Saved entries:
______

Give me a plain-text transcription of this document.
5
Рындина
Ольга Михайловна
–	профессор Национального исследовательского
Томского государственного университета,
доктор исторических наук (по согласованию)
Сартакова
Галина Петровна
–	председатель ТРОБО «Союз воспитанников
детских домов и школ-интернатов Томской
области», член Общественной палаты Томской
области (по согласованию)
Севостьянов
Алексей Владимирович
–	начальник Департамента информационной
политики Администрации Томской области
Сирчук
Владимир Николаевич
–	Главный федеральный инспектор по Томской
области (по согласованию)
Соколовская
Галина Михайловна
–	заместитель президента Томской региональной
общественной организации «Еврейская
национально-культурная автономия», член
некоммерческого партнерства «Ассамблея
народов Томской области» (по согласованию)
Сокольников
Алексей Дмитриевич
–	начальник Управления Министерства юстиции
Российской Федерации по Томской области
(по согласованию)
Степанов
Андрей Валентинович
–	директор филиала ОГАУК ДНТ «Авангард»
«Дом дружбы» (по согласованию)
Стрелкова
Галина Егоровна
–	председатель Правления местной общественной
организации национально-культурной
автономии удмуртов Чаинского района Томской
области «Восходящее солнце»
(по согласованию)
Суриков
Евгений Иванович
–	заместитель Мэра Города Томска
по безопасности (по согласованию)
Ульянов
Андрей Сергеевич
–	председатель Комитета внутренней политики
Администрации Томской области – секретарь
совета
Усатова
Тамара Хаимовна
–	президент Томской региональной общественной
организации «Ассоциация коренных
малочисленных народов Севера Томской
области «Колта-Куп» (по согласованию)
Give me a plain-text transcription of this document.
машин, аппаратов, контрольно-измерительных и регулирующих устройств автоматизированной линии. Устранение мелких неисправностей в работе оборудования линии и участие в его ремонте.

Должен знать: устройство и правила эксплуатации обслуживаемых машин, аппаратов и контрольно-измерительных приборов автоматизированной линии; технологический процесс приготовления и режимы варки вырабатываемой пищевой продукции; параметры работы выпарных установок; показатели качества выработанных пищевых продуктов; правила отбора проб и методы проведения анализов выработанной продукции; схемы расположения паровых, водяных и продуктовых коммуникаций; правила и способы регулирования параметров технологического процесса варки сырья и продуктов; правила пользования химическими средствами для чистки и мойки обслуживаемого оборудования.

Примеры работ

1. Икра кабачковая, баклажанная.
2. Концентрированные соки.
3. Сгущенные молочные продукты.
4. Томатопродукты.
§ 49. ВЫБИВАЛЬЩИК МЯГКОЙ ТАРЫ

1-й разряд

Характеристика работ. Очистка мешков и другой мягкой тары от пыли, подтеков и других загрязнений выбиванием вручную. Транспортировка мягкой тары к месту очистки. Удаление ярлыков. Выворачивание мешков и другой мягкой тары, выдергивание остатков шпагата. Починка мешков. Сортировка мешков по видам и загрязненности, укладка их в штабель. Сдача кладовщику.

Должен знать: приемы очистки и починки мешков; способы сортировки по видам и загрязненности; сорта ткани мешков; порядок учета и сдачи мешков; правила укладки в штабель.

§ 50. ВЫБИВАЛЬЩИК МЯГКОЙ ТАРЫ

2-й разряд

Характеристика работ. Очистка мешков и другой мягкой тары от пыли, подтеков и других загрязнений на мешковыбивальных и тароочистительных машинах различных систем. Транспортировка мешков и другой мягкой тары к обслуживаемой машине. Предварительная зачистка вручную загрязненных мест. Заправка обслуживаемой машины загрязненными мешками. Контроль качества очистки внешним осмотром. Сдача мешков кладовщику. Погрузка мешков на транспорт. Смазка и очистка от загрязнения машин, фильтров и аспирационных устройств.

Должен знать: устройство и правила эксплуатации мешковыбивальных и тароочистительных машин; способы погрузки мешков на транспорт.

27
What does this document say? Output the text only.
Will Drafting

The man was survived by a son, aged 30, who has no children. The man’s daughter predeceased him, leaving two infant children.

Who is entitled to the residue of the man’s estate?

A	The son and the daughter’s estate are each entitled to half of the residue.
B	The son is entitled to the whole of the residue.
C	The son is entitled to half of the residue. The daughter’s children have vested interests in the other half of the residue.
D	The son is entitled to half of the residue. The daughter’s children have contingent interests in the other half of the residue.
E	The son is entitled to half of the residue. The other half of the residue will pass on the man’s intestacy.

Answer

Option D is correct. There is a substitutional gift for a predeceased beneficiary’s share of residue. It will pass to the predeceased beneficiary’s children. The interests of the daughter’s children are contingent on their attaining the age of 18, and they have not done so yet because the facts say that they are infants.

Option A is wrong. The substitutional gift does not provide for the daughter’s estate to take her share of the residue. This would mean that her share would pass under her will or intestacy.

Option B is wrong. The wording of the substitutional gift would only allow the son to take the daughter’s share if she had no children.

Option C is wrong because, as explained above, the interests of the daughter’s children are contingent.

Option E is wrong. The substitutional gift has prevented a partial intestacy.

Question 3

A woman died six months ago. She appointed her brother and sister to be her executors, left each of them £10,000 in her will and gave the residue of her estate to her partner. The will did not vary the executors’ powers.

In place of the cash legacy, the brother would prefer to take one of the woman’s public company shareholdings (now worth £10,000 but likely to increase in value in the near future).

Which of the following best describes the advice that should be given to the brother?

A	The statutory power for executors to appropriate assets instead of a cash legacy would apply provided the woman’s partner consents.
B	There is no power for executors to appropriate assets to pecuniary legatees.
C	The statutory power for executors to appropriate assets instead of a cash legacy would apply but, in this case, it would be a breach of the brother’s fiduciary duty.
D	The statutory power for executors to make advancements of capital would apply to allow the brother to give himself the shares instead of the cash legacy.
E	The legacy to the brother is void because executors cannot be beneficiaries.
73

______

Direction => Each line above that holds the string "Галина" should be copied and shown.

Solution to this exercise =>
Галина Петровна
Галина Михайловна
Галина Егоровна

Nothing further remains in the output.